### RECORD SET
::::::::

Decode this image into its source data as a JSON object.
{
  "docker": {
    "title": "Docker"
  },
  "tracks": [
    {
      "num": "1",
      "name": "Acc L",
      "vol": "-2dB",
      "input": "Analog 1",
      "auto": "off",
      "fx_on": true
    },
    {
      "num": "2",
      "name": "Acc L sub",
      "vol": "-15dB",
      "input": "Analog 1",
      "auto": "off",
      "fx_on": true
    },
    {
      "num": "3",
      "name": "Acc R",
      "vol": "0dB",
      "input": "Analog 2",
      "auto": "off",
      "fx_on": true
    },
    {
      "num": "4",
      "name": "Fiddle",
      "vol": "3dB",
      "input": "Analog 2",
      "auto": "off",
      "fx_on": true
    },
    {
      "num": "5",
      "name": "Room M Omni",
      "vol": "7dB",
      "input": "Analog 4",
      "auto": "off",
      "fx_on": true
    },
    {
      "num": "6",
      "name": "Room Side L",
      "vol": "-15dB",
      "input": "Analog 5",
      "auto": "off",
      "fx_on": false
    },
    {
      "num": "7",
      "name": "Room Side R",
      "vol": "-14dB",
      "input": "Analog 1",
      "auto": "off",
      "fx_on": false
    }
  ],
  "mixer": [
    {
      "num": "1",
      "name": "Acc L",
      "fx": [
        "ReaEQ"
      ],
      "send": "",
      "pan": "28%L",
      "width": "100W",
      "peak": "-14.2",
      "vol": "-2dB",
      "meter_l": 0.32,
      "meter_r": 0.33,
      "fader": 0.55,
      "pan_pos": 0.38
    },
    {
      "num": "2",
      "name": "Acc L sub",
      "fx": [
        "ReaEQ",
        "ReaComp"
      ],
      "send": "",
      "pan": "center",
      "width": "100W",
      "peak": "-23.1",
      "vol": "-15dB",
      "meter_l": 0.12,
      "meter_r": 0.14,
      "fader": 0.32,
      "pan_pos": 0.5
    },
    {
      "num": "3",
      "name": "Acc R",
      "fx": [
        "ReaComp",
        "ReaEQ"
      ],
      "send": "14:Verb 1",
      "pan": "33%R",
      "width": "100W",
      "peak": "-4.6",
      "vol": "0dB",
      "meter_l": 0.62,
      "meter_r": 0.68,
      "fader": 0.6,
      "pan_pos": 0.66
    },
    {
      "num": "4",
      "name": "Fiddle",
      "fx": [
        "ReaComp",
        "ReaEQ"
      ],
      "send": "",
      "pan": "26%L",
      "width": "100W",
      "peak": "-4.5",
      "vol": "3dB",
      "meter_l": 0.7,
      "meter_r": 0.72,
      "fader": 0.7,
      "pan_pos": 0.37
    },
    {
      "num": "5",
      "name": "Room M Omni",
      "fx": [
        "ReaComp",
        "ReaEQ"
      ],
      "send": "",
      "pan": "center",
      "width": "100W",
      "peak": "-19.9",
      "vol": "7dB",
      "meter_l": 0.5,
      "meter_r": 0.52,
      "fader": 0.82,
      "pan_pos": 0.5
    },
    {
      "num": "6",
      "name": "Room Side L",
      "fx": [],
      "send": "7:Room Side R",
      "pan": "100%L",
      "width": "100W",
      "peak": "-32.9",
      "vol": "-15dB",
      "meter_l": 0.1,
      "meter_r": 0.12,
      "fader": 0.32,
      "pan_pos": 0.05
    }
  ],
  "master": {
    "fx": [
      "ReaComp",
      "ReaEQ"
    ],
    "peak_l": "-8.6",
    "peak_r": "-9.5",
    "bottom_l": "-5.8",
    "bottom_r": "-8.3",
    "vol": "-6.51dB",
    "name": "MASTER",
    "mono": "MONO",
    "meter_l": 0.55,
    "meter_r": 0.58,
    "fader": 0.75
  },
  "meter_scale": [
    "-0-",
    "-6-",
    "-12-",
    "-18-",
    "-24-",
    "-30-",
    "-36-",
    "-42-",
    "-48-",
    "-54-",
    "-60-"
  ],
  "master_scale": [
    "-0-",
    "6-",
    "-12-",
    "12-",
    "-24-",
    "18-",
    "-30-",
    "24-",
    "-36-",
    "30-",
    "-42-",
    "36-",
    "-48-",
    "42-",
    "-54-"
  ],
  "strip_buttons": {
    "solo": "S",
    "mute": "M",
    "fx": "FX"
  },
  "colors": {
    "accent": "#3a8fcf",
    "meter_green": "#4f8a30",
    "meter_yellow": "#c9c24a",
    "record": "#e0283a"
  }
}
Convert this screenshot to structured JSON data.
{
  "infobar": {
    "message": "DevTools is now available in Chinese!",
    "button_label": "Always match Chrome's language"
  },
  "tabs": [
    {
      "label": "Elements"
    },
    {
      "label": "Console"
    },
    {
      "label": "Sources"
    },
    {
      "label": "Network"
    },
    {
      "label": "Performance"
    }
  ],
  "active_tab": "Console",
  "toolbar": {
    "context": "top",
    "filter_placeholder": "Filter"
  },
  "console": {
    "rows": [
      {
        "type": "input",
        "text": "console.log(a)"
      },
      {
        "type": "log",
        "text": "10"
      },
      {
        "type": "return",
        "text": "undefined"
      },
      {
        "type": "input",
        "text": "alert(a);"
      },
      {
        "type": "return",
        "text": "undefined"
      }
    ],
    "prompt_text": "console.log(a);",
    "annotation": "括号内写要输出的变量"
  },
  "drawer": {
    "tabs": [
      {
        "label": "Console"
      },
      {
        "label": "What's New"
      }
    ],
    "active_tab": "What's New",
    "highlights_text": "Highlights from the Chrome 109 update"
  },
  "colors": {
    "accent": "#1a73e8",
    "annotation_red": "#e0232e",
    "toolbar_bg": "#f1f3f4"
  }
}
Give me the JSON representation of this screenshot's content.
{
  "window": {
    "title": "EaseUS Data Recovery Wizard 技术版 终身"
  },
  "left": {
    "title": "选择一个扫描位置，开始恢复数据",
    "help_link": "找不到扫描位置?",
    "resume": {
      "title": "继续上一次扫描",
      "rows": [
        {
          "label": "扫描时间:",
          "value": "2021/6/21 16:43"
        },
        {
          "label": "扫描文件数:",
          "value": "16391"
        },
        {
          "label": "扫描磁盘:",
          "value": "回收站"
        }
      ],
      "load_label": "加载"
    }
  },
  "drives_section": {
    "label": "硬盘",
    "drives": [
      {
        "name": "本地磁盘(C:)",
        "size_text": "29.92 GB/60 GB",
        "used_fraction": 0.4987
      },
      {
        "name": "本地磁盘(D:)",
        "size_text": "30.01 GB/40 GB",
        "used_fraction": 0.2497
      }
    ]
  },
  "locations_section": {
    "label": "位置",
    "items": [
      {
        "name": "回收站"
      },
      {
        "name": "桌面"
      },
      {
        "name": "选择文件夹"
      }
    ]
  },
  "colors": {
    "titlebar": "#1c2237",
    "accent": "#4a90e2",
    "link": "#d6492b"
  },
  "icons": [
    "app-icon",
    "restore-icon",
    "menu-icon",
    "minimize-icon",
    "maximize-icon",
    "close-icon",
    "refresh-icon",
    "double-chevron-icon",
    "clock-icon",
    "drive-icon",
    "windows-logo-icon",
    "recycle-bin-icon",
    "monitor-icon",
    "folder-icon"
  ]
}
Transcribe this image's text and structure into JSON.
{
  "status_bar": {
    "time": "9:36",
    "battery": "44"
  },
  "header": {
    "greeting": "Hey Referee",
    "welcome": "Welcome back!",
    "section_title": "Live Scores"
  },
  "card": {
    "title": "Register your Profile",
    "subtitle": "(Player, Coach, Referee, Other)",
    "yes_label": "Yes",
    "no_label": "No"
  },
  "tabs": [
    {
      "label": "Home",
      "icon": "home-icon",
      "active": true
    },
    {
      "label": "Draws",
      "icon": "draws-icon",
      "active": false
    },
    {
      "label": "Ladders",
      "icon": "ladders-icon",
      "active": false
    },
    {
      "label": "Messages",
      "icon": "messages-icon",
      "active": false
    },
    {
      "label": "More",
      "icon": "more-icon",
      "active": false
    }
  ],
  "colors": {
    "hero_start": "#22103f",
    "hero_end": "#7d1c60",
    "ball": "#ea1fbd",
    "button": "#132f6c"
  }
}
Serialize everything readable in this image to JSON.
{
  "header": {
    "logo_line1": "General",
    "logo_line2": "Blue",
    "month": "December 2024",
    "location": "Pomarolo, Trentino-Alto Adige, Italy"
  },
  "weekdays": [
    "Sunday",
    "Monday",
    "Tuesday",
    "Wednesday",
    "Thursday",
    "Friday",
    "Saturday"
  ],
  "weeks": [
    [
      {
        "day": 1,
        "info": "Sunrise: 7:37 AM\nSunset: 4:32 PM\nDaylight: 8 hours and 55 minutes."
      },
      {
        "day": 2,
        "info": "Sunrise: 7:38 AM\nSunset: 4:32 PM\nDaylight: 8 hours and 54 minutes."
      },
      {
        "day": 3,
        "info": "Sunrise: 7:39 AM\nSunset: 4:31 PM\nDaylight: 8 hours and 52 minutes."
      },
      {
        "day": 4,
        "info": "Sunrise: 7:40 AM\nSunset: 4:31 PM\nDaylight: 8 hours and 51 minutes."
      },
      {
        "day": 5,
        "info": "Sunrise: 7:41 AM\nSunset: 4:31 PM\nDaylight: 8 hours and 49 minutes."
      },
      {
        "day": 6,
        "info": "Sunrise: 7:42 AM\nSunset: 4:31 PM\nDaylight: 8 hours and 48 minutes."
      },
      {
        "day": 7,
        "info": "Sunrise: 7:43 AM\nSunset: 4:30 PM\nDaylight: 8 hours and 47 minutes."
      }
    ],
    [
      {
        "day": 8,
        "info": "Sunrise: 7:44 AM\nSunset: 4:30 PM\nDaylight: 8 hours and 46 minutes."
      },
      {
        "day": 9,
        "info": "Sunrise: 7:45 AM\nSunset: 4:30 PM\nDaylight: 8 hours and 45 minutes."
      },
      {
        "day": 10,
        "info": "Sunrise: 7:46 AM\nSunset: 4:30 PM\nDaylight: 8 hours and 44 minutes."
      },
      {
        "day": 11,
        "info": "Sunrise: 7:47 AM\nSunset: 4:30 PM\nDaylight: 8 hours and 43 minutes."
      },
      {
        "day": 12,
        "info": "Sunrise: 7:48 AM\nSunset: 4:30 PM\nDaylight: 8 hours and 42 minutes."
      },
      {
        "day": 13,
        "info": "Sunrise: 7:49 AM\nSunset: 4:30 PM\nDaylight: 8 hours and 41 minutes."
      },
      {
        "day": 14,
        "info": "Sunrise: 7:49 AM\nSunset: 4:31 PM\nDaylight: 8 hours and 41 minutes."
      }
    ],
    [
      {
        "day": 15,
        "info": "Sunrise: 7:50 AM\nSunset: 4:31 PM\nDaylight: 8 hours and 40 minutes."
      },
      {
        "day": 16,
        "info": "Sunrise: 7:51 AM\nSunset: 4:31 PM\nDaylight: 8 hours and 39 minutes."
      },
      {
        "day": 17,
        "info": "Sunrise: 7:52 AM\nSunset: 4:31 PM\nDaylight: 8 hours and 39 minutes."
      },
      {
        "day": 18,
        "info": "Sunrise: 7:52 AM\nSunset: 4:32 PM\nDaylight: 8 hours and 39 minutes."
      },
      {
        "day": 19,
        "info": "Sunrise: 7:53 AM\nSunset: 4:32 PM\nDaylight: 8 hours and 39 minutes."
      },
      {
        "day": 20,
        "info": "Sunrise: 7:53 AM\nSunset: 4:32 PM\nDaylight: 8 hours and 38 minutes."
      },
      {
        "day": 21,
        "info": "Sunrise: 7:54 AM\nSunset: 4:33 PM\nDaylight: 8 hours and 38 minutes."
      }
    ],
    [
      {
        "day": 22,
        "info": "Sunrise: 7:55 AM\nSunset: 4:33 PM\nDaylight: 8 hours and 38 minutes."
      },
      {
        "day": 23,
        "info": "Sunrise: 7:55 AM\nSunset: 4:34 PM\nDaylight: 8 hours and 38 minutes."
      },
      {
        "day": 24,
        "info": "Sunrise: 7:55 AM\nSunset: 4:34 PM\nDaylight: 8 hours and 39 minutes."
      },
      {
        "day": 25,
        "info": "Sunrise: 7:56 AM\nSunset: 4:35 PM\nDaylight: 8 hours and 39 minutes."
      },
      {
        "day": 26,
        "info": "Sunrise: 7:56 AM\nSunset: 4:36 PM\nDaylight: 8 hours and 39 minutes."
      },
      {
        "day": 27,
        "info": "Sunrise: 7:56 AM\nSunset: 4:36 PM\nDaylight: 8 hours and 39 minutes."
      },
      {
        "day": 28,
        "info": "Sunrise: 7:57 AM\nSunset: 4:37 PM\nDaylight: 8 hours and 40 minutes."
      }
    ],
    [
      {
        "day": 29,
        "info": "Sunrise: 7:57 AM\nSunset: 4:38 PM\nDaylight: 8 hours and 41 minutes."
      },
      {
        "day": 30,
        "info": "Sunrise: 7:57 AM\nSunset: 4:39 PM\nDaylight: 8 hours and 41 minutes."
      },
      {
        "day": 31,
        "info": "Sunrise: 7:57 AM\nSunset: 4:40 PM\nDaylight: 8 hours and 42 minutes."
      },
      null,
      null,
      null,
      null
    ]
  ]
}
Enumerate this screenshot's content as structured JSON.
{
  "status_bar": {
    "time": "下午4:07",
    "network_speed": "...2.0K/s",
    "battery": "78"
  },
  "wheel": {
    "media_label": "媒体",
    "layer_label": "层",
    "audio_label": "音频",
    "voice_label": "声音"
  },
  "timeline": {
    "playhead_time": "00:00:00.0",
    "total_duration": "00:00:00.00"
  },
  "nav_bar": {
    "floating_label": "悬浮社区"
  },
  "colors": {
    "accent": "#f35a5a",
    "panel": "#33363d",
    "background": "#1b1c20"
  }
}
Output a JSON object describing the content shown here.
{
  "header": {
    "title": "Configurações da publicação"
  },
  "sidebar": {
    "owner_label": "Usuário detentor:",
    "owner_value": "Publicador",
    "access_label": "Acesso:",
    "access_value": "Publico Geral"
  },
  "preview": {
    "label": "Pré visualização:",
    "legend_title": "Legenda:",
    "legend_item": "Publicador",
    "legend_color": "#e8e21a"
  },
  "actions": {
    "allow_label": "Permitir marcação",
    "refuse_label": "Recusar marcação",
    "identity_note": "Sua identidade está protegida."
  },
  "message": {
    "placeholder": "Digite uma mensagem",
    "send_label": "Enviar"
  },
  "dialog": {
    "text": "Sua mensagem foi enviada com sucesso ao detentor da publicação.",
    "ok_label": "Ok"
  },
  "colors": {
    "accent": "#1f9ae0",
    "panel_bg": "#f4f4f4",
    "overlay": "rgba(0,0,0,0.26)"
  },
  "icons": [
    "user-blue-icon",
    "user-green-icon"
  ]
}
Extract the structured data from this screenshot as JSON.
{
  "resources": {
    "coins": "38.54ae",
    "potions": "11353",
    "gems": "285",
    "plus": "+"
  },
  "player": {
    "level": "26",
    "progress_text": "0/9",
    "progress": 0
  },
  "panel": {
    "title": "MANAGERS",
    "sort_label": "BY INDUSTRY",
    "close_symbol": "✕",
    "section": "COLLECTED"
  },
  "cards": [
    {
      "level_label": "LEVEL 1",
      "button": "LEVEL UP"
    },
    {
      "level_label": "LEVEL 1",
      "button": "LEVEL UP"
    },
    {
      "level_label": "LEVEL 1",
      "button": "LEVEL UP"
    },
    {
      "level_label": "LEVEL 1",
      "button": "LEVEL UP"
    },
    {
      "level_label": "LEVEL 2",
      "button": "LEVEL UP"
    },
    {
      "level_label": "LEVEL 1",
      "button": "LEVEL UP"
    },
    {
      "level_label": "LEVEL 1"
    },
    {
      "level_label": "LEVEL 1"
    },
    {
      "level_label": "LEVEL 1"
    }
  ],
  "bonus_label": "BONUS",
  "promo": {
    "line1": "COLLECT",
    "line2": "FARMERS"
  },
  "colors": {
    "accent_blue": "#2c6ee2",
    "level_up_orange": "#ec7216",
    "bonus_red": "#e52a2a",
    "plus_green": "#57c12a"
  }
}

::::::::

### WORK TO COMPLETE
Reproduce only the lines running from the one that contains "Extract the structured" to the last line of the records.

### OUTPUT BELOW
Extract the structured data from this screenshot as JSON.
{
  "resources": {
    "coins": "38.54ae",
    "potions": "11353",
    "gems": "285",
    "plus": "+"
  },
  "player": {
    "level": "26",
    "progress_text": "0/9",
    "progress": 0
  },
  "panel": {
    "title": "MANAGERS",
    "sort_label": "BY INDUSTRY",
    "close_symbol": "✕",
    "section": "COLLECTED"
  },
  "cards": [
    {
      "level_label": "LEVEL 1",
      "button": "LEVEL UP"
    },
    {
      "level_label": "LEVEL 1",
      "button": "LEVEL UP"
    },
    {
      "level_label": "LEVEL 1",
      "button": "LEVEL UP"
    },
    {
      "level_label": "LEVEL 1",
      "button": "LEVEL UP"
    },
    {
      "level_label": "LEVEL 2",
      "button": "LEVEL UP"
    },
    {
      "level_label": "LEVEL 1",
      "button": "LEVEL UP"
    },
    {
      "level_label": "LEVEL 1"
    },
    {
      "level_label": "LEVEL 1"
    },
    {
      "level_label": "LEVEL 1"
    }
  ],
  "bonus_label": "BONUS",
  "promo": {
    "line1": "COLLECT",
    "line2": "FARMERS"
  },
  "colors": {
    "accent_blue": "#2c6ee2",
    "level_up_orange": "#ec7216",
    "bonus_red": "#e52a2a",
    "plus_green": "#57c12a"
  }
}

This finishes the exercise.